• _YOUR INSTRUCTIONS_
Format the records from the line containing "staticText: m (299, 359, 316, 382)" through the line containing "button[interactable] (43, 351, 85, 389)", inclusive, as a JSON list of strings with one string per line and no blank lines.

Element location data
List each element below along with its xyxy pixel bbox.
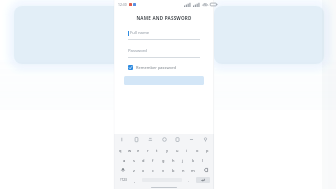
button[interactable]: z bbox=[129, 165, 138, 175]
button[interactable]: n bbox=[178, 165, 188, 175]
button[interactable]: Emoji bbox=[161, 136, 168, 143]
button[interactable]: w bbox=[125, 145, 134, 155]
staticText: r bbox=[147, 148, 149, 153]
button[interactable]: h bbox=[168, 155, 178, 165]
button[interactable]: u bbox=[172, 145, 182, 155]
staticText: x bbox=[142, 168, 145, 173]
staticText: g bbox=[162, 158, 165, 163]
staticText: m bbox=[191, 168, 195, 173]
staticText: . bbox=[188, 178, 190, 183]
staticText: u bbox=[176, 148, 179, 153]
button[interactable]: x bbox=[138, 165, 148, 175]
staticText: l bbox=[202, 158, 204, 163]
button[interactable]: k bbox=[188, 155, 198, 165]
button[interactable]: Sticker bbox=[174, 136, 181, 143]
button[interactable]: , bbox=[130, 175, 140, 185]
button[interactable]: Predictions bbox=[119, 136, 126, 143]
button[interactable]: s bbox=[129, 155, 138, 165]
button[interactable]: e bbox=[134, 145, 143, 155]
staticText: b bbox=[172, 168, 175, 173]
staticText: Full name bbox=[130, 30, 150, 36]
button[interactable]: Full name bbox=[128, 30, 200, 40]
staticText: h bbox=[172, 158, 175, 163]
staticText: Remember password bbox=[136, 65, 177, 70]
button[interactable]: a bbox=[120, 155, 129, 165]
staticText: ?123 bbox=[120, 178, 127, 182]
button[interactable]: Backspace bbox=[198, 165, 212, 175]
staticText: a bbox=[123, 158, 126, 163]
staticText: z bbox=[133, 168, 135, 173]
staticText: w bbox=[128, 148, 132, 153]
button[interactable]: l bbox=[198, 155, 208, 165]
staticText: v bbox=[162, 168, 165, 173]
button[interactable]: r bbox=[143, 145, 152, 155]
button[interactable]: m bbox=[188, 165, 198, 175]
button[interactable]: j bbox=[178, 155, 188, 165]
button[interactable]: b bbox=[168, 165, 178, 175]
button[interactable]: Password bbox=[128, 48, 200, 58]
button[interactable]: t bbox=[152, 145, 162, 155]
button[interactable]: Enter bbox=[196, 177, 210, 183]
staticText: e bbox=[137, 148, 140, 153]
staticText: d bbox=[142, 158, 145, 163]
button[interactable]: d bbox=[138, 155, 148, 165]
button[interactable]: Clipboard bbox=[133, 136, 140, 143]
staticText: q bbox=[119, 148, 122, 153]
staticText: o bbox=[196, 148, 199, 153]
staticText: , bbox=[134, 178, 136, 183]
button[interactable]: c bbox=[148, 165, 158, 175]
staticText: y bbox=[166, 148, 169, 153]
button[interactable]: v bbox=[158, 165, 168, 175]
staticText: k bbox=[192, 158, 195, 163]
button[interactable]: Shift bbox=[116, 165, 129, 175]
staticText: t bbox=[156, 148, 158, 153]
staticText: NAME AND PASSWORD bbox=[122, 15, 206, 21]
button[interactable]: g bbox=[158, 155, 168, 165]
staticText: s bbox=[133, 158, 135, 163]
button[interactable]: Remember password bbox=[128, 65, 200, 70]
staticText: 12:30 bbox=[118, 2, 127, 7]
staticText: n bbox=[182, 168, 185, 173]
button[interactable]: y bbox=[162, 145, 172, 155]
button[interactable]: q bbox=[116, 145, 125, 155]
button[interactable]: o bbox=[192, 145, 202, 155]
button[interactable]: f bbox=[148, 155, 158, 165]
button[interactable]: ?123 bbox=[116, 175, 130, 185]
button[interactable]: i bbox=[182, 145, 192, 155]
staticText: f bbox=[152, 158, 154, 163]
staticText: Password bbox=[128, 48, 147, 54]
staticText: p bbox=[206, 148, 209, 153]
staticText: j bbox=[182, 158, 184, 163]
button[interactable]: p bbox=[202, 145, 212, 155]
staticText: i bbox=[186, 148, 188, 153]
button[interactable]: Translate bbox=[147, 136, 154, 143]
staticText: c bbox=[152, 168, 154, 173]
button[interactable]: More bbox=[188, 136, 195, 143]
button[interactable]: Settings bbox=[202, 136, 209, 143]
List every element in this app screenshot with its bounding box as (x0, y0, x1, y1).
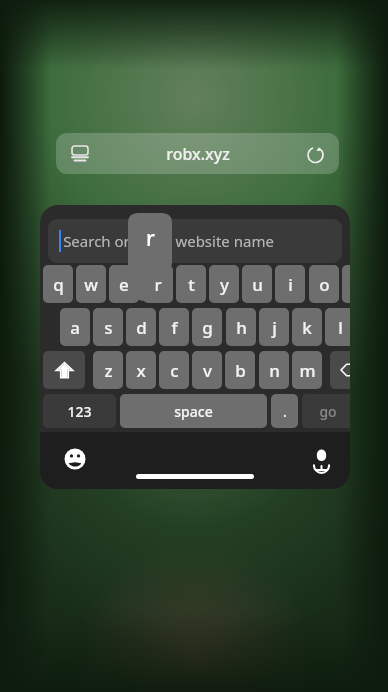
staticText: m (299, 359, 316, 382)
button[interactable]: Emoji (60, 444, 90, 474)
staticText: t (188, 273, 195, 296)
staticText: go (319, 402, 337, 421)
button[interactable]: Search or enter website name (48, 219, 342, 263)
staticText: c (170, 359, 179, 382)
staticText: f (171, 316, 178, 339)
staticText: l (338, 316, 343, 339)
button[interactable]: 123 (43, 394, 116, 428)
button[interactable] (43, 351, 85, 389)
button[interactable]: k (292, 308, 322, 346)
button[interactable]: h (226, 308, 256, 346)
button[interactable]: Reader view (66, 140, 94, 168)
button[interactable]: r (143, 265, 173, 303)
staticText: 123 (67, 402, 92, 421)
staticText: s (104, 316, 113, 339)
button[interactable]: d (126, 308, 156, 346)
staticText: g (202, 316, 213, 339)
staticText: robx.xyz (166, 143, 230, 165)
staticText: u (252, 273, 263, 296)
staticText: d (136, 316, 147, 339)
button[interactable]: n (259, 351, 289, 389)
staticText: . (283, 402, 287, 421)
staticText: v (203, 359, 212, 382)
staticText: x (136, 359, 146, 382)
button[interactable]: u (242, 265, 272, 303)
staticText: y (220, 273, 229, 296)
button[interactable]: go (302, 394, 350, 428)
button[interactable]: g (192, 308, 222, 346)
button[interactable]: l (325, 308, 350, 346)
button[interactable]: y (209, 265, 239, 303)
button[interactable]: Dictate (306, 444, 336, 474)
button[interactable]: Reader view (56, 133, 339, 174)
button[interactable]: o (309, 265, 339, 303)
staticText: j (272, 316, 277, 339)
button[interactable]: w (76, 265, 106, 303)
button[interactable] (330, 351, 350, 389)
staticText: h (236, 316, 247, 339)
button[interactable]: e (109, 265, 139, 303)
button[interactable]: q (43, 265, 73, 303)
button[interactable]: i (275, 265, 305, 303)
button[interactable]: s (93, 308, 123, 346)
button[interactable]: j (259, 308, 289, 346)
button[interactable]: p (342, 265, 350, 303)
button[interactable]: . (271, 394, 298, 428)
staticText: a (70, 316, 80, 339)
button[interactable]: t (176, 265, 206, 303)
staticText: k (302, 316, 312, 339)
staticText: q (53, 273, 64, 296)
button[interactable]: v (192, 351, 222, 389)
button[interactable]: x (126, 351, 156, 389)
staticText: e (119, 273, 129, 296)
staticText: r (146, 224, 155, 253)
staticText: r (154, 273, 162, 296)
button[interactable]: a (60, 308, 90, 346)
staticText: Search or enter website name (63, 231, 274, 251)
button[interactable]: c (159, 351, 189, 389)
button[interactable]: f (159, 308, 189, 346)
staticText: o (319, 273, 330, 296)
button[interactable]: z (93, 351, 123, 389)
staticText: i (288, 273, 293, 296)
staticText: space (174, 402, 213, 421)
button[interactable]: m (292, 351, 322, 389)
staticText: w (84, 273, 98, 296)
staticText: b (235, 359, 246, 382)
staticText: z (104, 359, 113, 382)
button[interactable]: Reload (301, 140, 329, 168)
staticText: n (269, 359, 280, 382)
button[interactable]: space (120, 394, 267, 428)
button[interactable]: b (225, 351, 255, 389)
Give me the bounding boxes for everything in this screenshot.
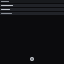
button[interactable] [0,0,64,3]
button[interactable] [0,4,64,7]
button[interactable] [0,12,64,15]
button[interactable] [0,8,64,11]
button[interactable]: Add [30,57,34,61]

• _FINISHED TASK_
[
  "staticText: m (299, 359, 316, 382)",
  "button[interactable]: Emoji (60, 444, 90, 474)",
  "staticText: t (188, 273, 195, 296)",
  "staticText: go (319, 402, 337, 421)",
  "button[interactable]: Search or enter website name (48, 219, 342, 263)",
  "staticText: c (170, 359, 179, 382)",
  "staticText: f (171, 316, 178, 339)",
  "staticText: l (338, 316, 343, 339)",
  "button[interactable]: 123 (43, 394, 116, 428)",
  "button[interactable] (43, 351, 85, 389)"
]